Find the lines in these entries that include the word "text" and state how many there are, with no other words.

* _Dataset rows_:
%%

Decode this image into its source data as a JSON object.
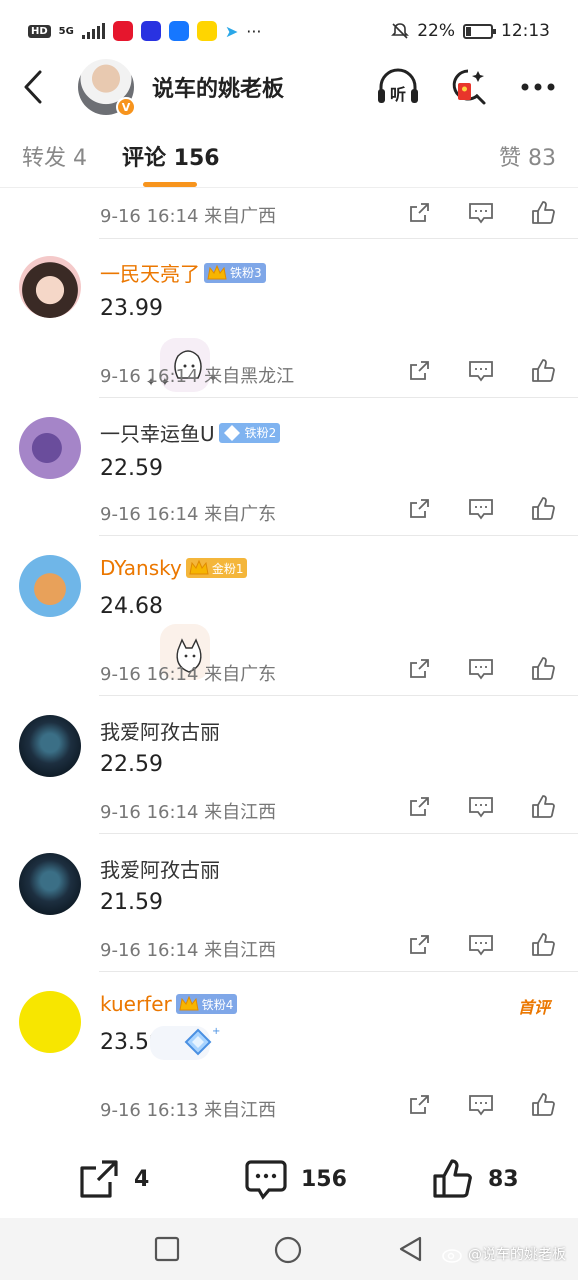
{
  "status_bar": {
    "hd": "HD",
    "network": "5G",
    "battery_percent": "22%",
    "battery_level": 0.22,
    "time": "12:13"
  },
  "header": {
    "title": "说车的姚老板",
    "verified_badge": "V",
    "listen_label": "听",
    "icons": [
      "back-arrow-icon",
      "listen-headphones-icon",
      "red-packet-search-icon",
      "more-dots-icon"
    ]
  },
  "tabs": [
    {
      "label": "转发 4",
      "active": false
    },
    {
      "label": "评论 156",
      "active": true
    },
    {
      "label": "赞 83",
      "active": false
    }
  ],
  "top_meta": "9-16 16:14  来自广西",
  "comments": [
    {
      "name": "一民天亮了",
      "name_color": "orange",
      "badge": "铁粉3",
      "badge_color": "#7fa7e8",
      "text": "23.99",
      "sticker": "cat",
      "meta": "9-16 16:14  来自黑龙江"
    },
    {
      "name": "一只幸运鱼U",
      "name_color": "plain",
      "badge": "铁粉2",
      "badge_color": "#7fb3f0",
      "text": "22.59",
      "sticker": "",
      "meta": "9-16 16:14  来自广东"
    },
    {
      "name": "DYansky",
      "name_color": "orange",
      "badge": "金粉1",
      "badge_color": "#f4b63b",
      "text": "24.68",
      "sticker": "husky",
      "meta": "9-16 16:14  来自广东"
    },
    {
      "name": "我爱阿孜古丽",
      "name_color": "plain",
      "badge": "",
      "text": "22.59",
      "sticker": "",
      "meta": "9-16 16:14  来自江西"
    },
    {
      "name": "我爱阿孜古丽",
      "name_color": "plain",
      "badge": "",
      "text": "21.59",
      "sticker": "",
      "meta": "9-16 16:14  来自江西"
    },
    {
      "name": "kuerfer",
      "name_color": "orange",
      "badge": "铁粉4",
      "badge_color": "#7fa7e8",
      "text": "23.59",
      "sticker": "diamond",
      "meta": "9-16 16:13  来自江西",
      "tag": "首评"
    }
  ],
  "bottom_bar": {
    "repost_count": "4",
    "comment_count": "156",
    "like_count": "83"
  },
  "watermark": "@说车的姚老板",
  "colors": {
    "accent": "#f7941d",
    "name_orange": "#eb7700",
    "meta_gray": "#777777"
  }
}
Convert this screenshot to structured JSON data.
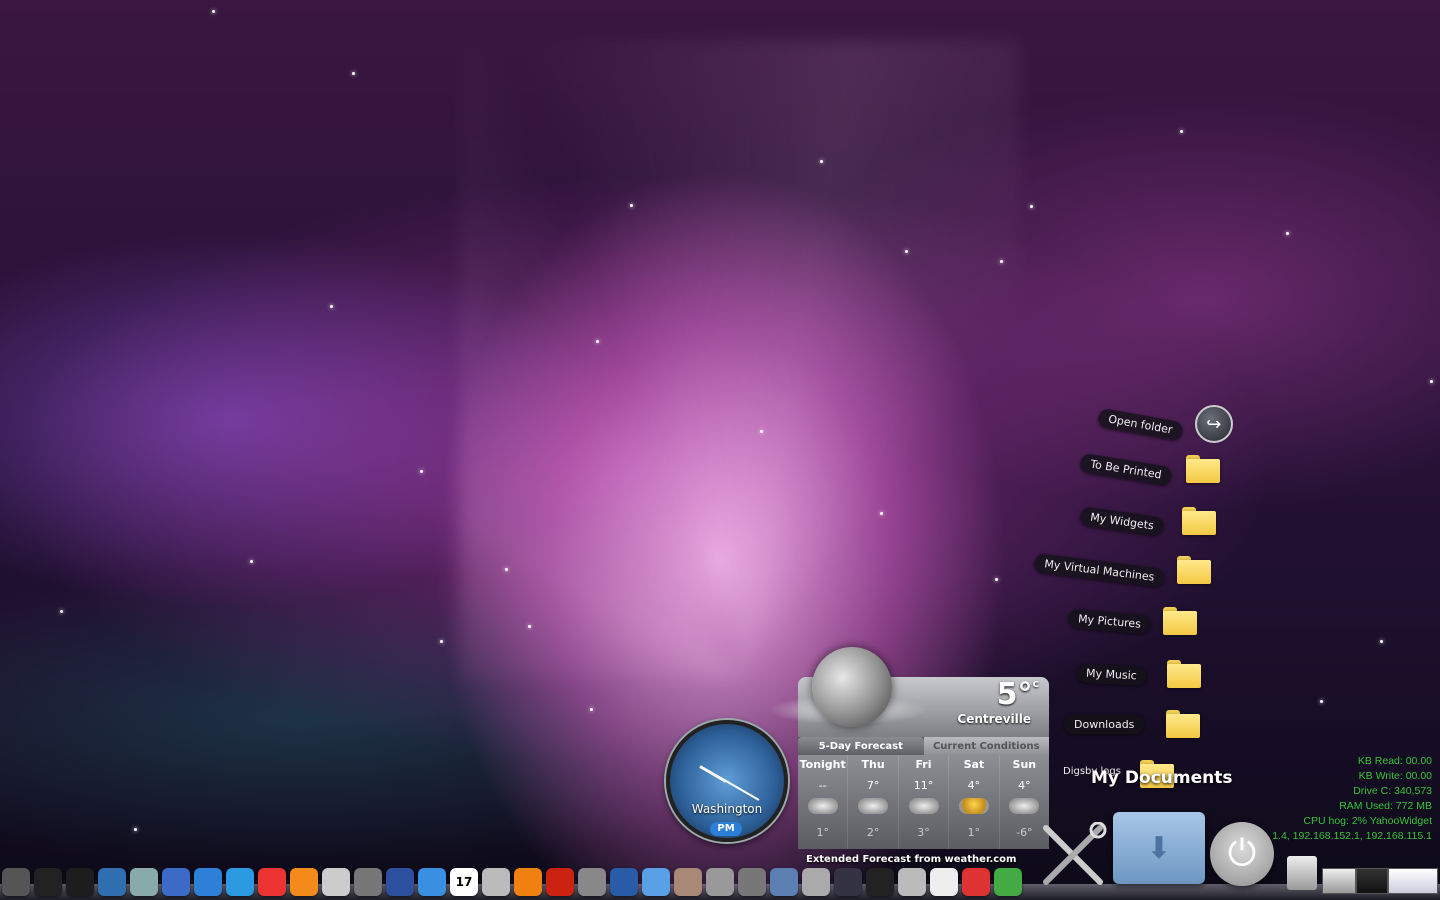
{
  "desktop": {
    "stack_items": [
      {
        "label": "Open folder",
        "icon": "open-arrow-icon"
      },
      {
        "label": "To Be Printed",
        "icon": "folder-icon"
      },
      {
        "label": "My Widgets",
        "icon": "folder-icon"
      },
      {
        "label": "My Virtual Machines",
        "icon": "folder-icon"
      },
      {
        "label": "My Pictures",
        "icon": "pictures-folder-icon"
      },
      {
        "label": "My Music",
        "icon": "music-folder-icon"
      },
      {
        "label": "Downloads",
        "icon": "folder-icon"
      },
      {
        "label": "Digsby logs",
        "icon": "folder-icon"
      }
    ],
    "stack_title": "My Documents"
  },
  "weather": {
    "temperature": "5°",
    "unit": "c",
    "city": "Centreville",
    "tabs": [
      "5-Day Forecast",
      "Current Conditions"
    ],
    "days": [
      {
        "name": "Tonight",
        "high": "--",
        "low": "1°"
      },
      {
        "name": "Thu",
        "high": "7°",
        "low": "2°"
      },
      {
        "name": "Fri",
        "high": "11°",
        "low": "3°"
      },
      {
        "name": "Sat",
        "high": "4°",
        "low": "1°"
      },
      {
        "name": "Sun",
        "high": "4°",
        "low": "-6°"
      }
    ],
    "footer": "Extended Forecast from weather.com"
  },
  "clock": {
    "city": "Washington",
    "ampm": "PM"
  },
  "sysinfo": {
    "lines": [
      "KB Read: 00.00",
      "KB Write: 00.00",
      "Drive C: 340,573",
      "RAM Used: 772 MB",
      "CPU hog: 2% YahooWidget",
      "1.4, 192.168.152.1, 192.168.115.1"
    ]
  },
  "dock": {
    "icons": [
      "settings-icon",
      "terminal-icon",
      "terminal-icon",
      "browser-icon",
      "globe-icon",
      "network-icon",
      "ie-icon",
      "safari-icon",
      "chrome-icon",
      "firefox-icon",
      "home-icon",
      "camera-icon",
      "remote-icon",
      "chat-icon",
      "calendar-icon",
      "dvd-icon",
      "vlc-icon",
      "music-icon",
      "gimp-icon",
      "globe-icon",
      "itunes-icon",
      "photos-icon",
      "preferences-icon",
      "tools-icon",
      "computer-icon",
      "printer-icon",
      "time-machine-icon",
      "x11-icon",
      "mail-icon",
      "notes-icon",
      "preview-icon",
      "arrow-icon"
    ],
    "calendar_day": "17"
  },
  "colors": {
    "sysinfo": "#37c437",
    "accent": "#2c7fd6"
  }
}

%%

* _Full answer_: 6